Extracted data entries:
# # #

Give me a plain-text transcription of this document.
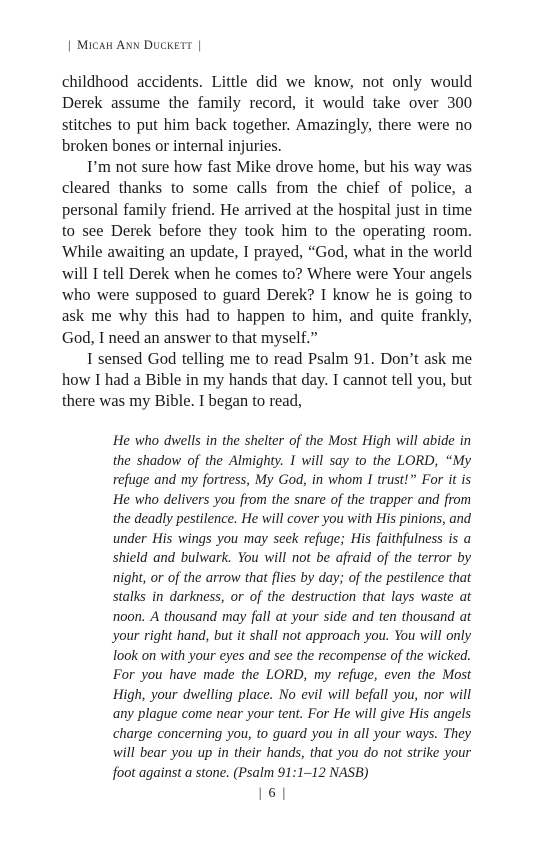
| Micah Ann Duckett |

childhood accidents. Little did we know, not only would Derek assume the family record, it would take over 300 stitches to put him back together. Amazingly, there were no broken bones or internal injuries.

I’m not sure how fast Mike drove home, but his way was cleared thanks to some calls from the chief of police, a personal family friend. He arrived at the hospital just in time to see Derek before they took him to the operating room. While awaiting an update, I prayed, “God, what in the world will I tell Derek when he comes to? Where were Your angels who were supposed to guard Derek? I know he is going to ask me why this had to happen to him, and quite frankly, God, I need an answer to that myself.”

I sensed God telling me to read Psalm 91. Don’t ask me how I had a Bible in my hands that day. I cannot tell you, but there was my Bible. I began to read,

He who dwells in the shelter of the Most High will abide in the shadow of the Almighty. I will say to the LORD, “My refuge and my fortress, My God, in whom I trust!” For it is He who delivers you from the snare of the trapper and from the deadly pestilence. He will cover you with His pinions, and under His wings you may seek refuge; His faithfulness is a shield and bulwark. You will not be afraid of the terror by night, or of the arrow that flies by day; of the pestilence that stalks in darkness, or of the destruction that lays waste at noon. A thousand may fall at your side and ten thousand at your right hand, but it shall not approach you. You will only look on with your eyes and see the recompense of the wicked. For you have made the LORD, my refuge, even the Most High, your dwelling place. No evil will befall you, nor will any plague come near your tent. For He will give His angels charge concerning you, to guard you in all your ways. They will bear you up in their hands, that you do not strike your foot against a stone. (Psalm 91:1–12 NASB)

| 6 |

# # #

Short task: Working from the listing above, pick out every line that has "there" and copy it.

The result:
childhood accidents. Little did we know, not only would Derek assume the family record, it would take over 300 stitches to put him back together. Amazingly, there were no broken bones or internal injuries.
I sensed God telling me to read Psalm 91. Don’t ask me how I had a Bible in my hands that day. I cannot tell you, but there was my Bible. I began to read,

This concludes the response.